#### Record list ####
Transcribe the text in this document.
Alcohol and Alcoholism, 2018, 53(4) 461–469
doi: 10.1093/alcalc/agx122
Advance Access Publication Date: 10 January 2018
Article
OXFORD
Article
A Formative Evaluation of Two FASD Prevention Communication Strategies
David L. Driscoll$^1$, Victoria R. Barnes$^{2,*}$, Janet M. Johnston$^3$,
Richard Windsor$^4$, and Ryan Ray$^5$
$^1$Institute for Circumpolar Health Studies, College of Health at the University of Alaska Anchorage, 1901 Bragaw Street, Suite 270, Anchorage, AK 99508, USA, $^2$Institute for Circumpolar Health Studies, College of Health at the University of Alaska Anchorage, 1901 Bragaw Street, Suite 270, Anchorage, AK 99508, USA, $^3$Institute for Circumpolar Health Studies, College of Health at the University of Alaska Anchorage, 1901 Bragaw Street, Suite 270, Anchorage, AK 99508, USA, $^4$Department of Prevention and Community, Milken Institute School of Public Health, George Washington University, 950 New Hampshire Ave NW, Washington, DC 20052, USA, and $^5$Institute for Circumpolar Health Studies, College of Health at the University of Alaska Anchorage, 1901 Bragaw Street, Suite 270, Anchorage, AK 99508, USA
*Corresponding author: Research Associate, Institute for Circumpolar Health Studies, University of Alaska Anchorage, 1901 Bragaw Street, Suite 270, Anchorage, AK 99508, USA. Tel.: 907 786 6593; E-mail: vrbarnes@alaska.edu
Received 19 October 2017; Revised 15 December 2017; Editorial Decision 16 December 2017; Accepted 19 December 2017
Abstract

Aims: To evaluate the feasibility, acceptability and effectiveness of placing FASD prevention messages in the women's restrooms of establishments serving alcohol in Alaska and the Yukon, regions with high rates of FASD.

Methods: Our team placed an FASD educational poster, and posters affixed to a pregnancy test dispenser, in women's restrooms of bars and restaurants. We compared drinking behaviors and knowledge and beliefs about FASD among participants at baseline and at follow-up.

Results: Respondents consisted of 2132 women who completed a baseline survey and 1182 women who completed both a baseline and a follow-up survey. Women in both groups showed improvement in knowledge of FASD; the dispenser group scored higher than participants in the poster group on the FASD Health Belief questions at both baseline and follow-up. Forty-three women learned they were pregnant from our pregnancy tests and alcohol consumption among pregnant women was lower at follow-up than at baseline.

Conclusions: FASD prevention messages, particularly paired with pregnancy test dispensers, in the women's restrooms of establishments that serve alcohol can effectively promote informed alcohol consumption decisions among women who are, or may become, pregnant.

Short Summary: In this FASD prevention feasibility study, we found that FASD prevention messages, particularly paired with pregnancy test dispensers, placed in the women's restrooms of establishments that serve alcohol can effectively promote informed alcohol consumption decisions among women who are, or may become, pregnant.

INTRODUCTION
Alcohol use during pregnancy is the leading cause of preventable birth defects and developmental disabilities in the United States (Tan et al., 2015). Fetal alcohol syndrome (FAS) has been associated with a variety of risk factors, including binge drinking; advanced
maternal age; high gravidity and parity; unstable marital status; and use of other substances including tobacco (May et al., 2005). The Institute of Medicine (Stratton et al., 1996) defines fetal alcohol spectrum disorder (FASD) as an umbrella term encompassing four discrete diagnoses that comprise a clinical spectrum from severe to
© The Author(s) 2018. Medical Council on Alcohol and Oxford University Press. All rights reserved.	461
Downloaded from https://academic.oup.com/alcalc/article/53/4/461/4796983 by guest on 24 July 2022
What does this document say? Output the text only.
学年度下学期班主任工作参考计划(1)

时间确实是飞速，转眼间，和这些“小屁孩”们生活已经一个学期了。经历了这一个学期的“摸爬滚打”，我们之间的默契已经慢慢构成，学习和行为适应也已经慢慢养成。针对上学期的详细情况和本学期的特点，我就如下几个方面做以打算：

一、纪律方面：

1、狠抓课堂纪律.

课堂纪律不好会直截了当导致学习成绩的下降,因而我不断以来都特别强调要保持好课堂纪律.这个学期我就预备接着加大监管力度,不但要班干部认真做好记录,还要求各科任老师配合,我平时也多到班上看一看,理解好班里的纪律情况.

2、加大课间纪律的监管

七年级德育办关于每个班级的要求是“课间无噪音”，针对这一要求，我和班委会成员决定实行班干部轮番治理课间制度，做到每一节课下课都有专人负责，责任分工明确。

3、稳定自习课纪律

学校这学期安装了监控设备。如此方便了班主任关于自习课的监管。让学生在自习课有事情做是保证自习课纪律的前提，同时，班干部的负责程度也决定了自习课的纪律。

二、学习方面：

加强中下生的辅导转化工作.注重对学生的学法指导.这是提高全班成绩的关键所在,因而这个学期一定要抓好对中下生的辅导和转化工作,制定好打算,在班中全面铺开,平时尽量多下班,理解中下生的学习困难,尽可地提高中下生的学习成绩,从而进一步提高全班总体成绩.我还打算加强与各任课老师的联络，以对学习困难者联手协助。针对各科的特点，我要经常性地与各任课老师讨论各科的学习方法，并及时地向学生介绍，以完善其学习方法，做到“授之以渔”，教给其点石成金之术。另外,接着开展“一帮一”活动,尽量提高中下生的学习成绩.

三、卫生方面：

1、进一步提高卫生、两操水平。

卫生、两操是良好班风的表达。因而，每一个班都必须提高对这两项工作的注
####
[Given instruction]: The line containing "What does this" marks the start; retype it and each line after it through the end of the records above, exactly.

[Solution for this exercise]:
What does this document say? Output the text only.
学年度下学期班主任工作参考计划(1)

时间确实是飞速，转眼间，和这些“小屁孩”们生活已经一个学期了。经历了这一个学期的“摸爬滚打”，我们之间的默契已经慢慢构成，学习和行为适应也已经慢慢养成。针对上学期的详细情况和本学期的特点，我就如下几个方面做以打算：

一、纪律方面：

1、狠抓课堂纪律.

课堂纪律不好会直截了当导致学习成绩的下降,因而我不断以来都特别强调要保持好课堂纪律.这个学期我就预备接着加大监管力度,不但要班干部认真做好记录,还要求各科任老师配合,我平时也多到班上看一看,理解好班里的纪律情况.

2、加大课间纪律的监管

七年级德育办关于每个班级的要求是“课间无噪音”，针对这一要求，我和班委会成员决定实行班干部轮番治理课间制度，做到每一节课下课都有专人负责，责任分工明确。

3、稳定自习课纪律

学校这学期安装了监控设备。如此方便了班主任关于自习课的监管。让学生在自习课有事情做是保证自习课纪律的前提，同时，班干部的负责程度也决定了自习课的纪律。

二、学习方面：

加强中下生的辅导转化工作.注重对学生的学法指导.这是提高全班成绩的关键所在,因而这个学期一定要抓好对中下生的辅导和转化工作,制定好打算,在班中全面铺开,平时尽量多下班,理解中下生的学习困难,尽可地提高中下生的学习成绩,从而进一步提高全班总体成绩.我还打算加强与各任课老师的联络，以对学习困难者联手协助。针对各科的特点，我要经常性地与各任课老师讨论各科的学习方法，并及时地向学生介绍，以完善其学习方法，做到“授之以渔”，教给其点石成金之术。另外,接着开展“一帮一”活动,尽量提高中下生的学习成绩.

三、卫生方面：

1、进一步提高卫生、两操水平。

卫生、两操是良好班风的表达。因而，每一个班都必须提高对这两项工作的注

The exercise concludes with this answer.